--- Extracted entries ---

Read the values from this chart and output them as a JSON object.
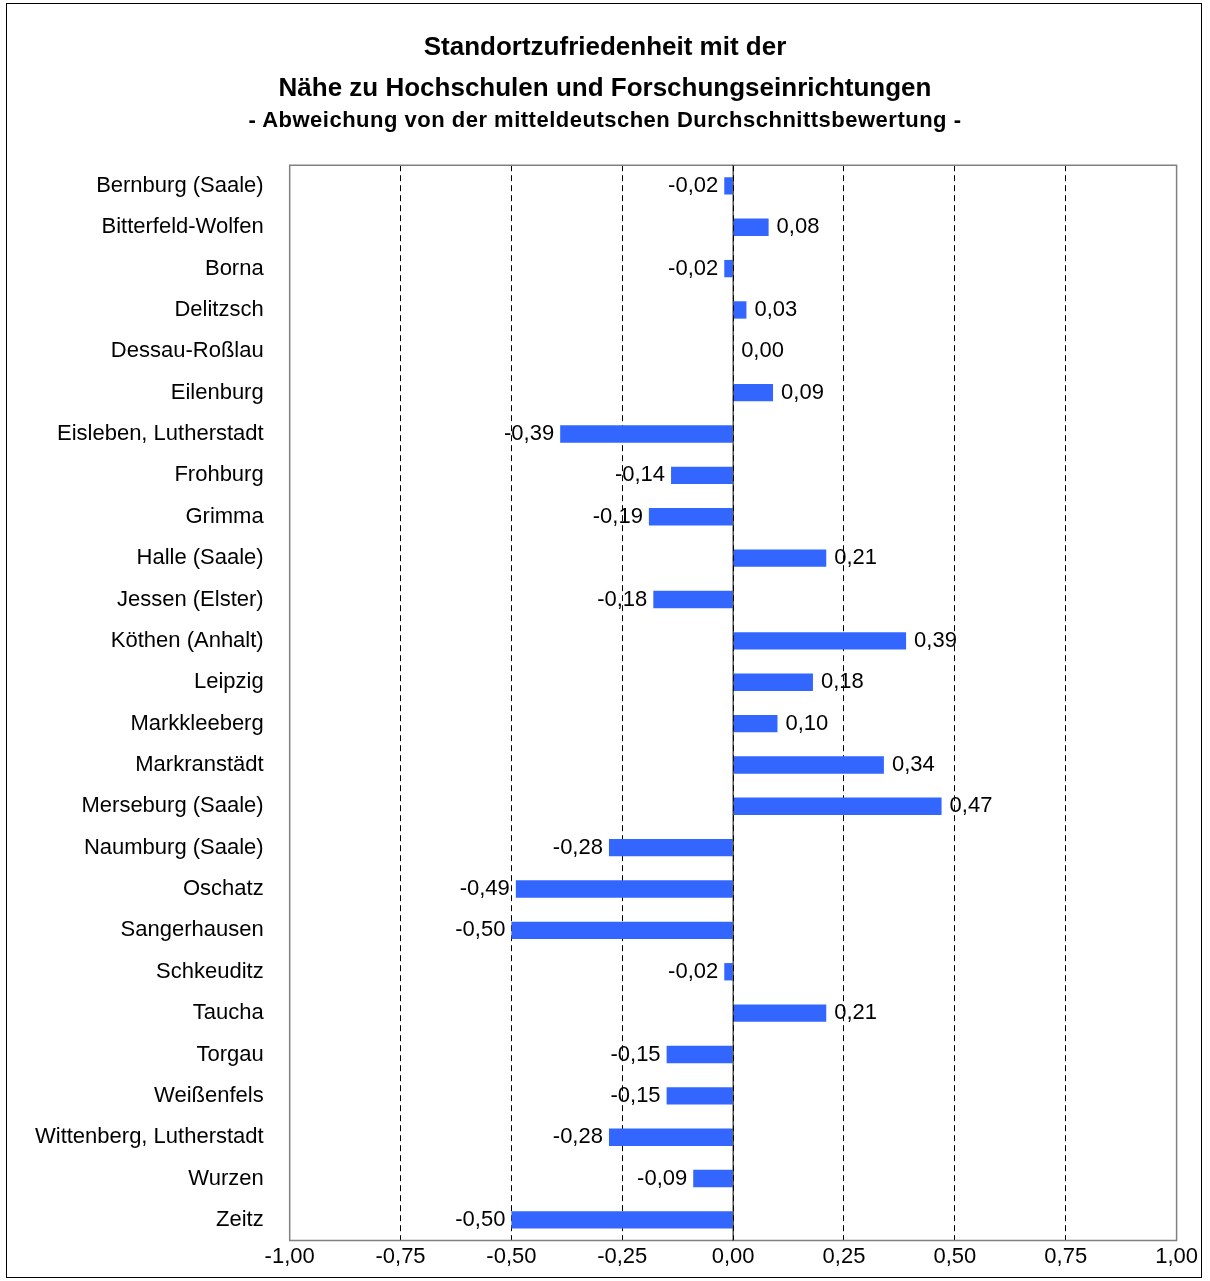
{
  "chart_data": {
    "type": "bar",
    "orientation": "horizontal",
    "title": "Standortzufriedenheit mit der\nNähe zu Hochschulen und Forschungseinrichtungen",
    "subtitle": "- Abweichung von der mitteldeutschen Durchschnittsbewertung -",
    "categories": [
      "Bernburg (Saale)",
      "Bitterfeld-Wolfen",
      "Borna",
      "Delitzsch",
      "Dessau-Roßlau",
      "Eilenburg",
      "Eisleben, Lutherstadt",
      "Frohburg",
      "Grimma",
      "Halle (Saale)",
      "Jessen (Elster)",
      "Köthen (Anhalt)",
      "Leipzig",
      "Markkleeberg",
      "Markranstädt",
      "Merseburg (Saale)",
      "Naumburg (Saale)",
      "Oschatz",
      "Sangerhausen",
      "Schkeuditz",
      "Taucha",
      "Torgau",
      "Weißenfels",
      "Wittenberg, Lutherstadt",
      "Wurzen",
      "Zeitz"
    ],
    "values": [
      -0.02,
      0.08,
      -0.02,
      0.03,
      0.0,
      0.09,
      -0.39,
      -0.14,
      -0.19,
      0.21,
      -0.18,
      0.39,
      0.18,
      0.1,
      0.34,
      0.47,
      -0.28,
      -0.49,
      -0.5,
      -0.02,
      0.21,
      -0.15,
      -0.15,
      -0.28,
      -0.09,
      -0.5
    ],
    "value_labels": [
      "-0,02",
      "0,08",
      "-0,02",
      "0,03",
      "0,00",
      "0,09",
      "-0,39",
      "-0,14",
      "-0,19",
      "0,21",
      "-0,18",
      "0,39",
      "0,18",
      "0,10",
      "0,34",
      "0,47",
      "-0,28",
      "-0,49",
      "-0,50",
      "-0,02",
      "0,21",
      "-0,15",
      "-0,15",
      "-0,28",
      "-0,09",
      "-0,50"
    ],
    "color": "#3366ff",
    "xlim": [
      -1,
      1
    ],
    "xticks": [
      {
        "value": -1,
        "label": "-1,00"
      },
      {
        "value": -0.75,
        "label": "-0,75"
      },
      {
        "value": -0.5,
        "label": "-0,50"
      },
      {
        "value": -0.25,
        "label": "-0,25"
      },
      {
        "value": 0,
        "label": "0,00"
      },
      {
        "value": 0.25,
        "label": "0,25"
      },
      {
        "value": 0.5,
        "label": "0,50"
      },
      {
        "value": 0.75,
        "label": "0,75"
      },
      {
        "value": 1,
        "label": "1,00"
      }
    ],
    "grid": "x"
  }
}
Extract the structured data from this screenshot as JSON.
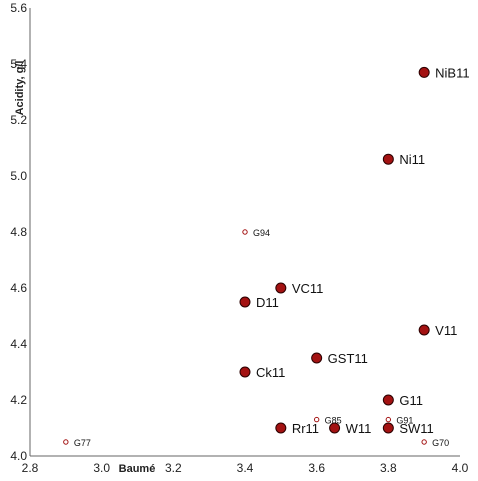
{
  "chart_data": {
    "type": "scatter",
    "title": "",
    "xlabel": "Baumé",
    "ylabel": "Acidity, g/l",
    "xlim": [
      2.8,
      4.0
    ],
    "ylim": [
      4.0,
      5.6
    ],
    "xticks": [
      "2.8",
      "3.0",
      "3.2",
      "3.4",
      "3.6",
      "3.8",
      "4.0"
    ],
    "yticks": [
      "4.0",
      "4.2",
      "4.4",
      "4.6",
      "4.8",
      "5.0",
      "5.2",
      "5.4",
      "5.6"
    ],
    "grid": false,
    "colors": {
      "filled": "#a31212",
      "hollow_stroke": "#a31212",
      "axis": "#666666"
    },
    "series": [
      {
        "marker": "filled-circle",
        "points": [
          {
            "label": "NiB11",
            "x": 3.9,
            "y": 5.37
          },
          {
            "label": "Ni11",
            "x": 3.8,
            "y": 5.06
          },
          {
            "label": "VC11",
            "x": 3.5,
            "y": 4.6
          },
          {
            "label": "D11",
            "x": 3.4,
            "y": 4.55
          },
          {
            "label": "V11",
            "x": 3.9,
            "y": 4.45
          },
          {
            "label": "GST11",
            "x": 3.6,
            "y": 4.35
          },
          {
            "label": "Ck11",
            "x": 3.4,
            "y": 4.3
          },
          {
            "label": "G11",
            "x": 3.8,
            "y": 4.2
          },
          {
            "label": "Rr11",
            "x": 3.5,
            "y": 4.1
          },
          {
            "label": "W11",
            "x": 3.65,
            "y": 4.1
          },
          {
            "label": "SW11",
            "x": 3.8,
            "y": 4.1
          }
        ]
      },
      {
        "marker": "hollow-circle",
        "points": [
          {
            "label": "G94",
            "x": 3.4,
            "y": 4.8
          },
          {
            "label": "G85",
            "x": 3.6,
            "y": 4.13
          },
          {
            "label": "G91",
            "x": 3.8,
            "y": 4.13
          },
          {
            "label": "G77",
            "x": 2.9,
            "y": 4.05
          },
          {
            "label": "G70",
            "x": 3.9,
            "y": 4.05
          }
        ]
      }
    ]
  }
}
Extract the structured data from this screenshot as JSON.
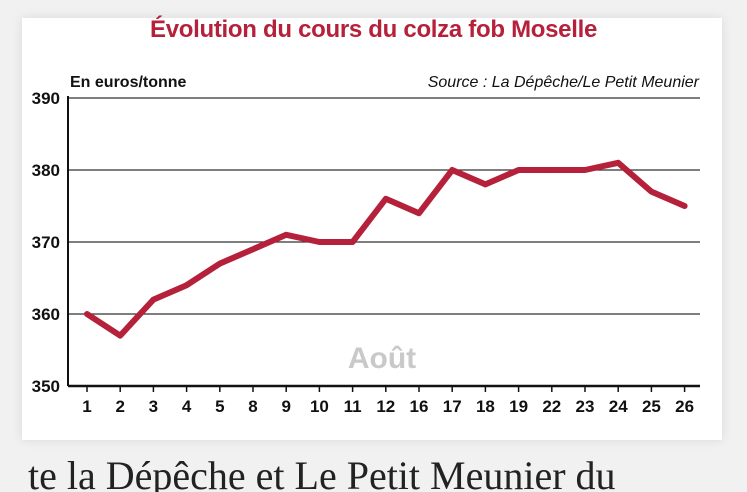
{
  "chart_data": {
    "type": "line",
    "title": "Évolution du cours du colza fob Moselle",
    "ylabel": "En euros/tonne",
    "source": "Source : La Dépêche/Le Petit Meunier",
    "annotation": "Août",
    "categories": [
      "1",
      "2",
      "3",
      "4",
      "5",
      "8",
      "9",
      "10",
      "11",
      "12",
      "16",
      "17",
      "18",
      "19",
      "22",
      "23",
      "24",
      "25",
      "26"
    ],
    "series": [
      {
        "values": [
          360,
          357,
          362,
          364,
          367,
          369,
          371,
          370,
          370,
          376,
          374,
          380,
          378,
          380,
          380,
          380,
          381,
          377,
          375
        ]
      }
    ],
    "ylim": [
      350,
      390
    ],
    "yticks": [
      "390",
      "380",
      "370",
      "360",
      "350"
    ],
    "grid": true,
    "line_color": "#b5213a"
  },
  "page": {
    "below_text": "te la Dépêche et Le Petit Meunier du"
  }
}
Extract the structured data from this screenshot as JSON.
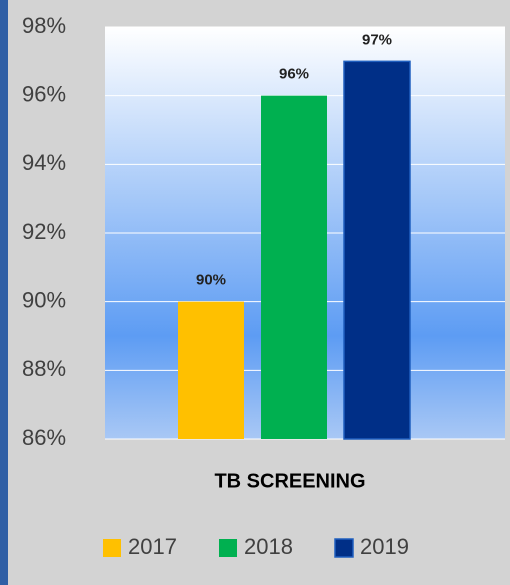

---

## Given instruction
Filter out every line that lacks the word "marker", and copy the rest.

## Answer to this exercise
        "marker": "filled-circle",
        "marker": "hollow-circle",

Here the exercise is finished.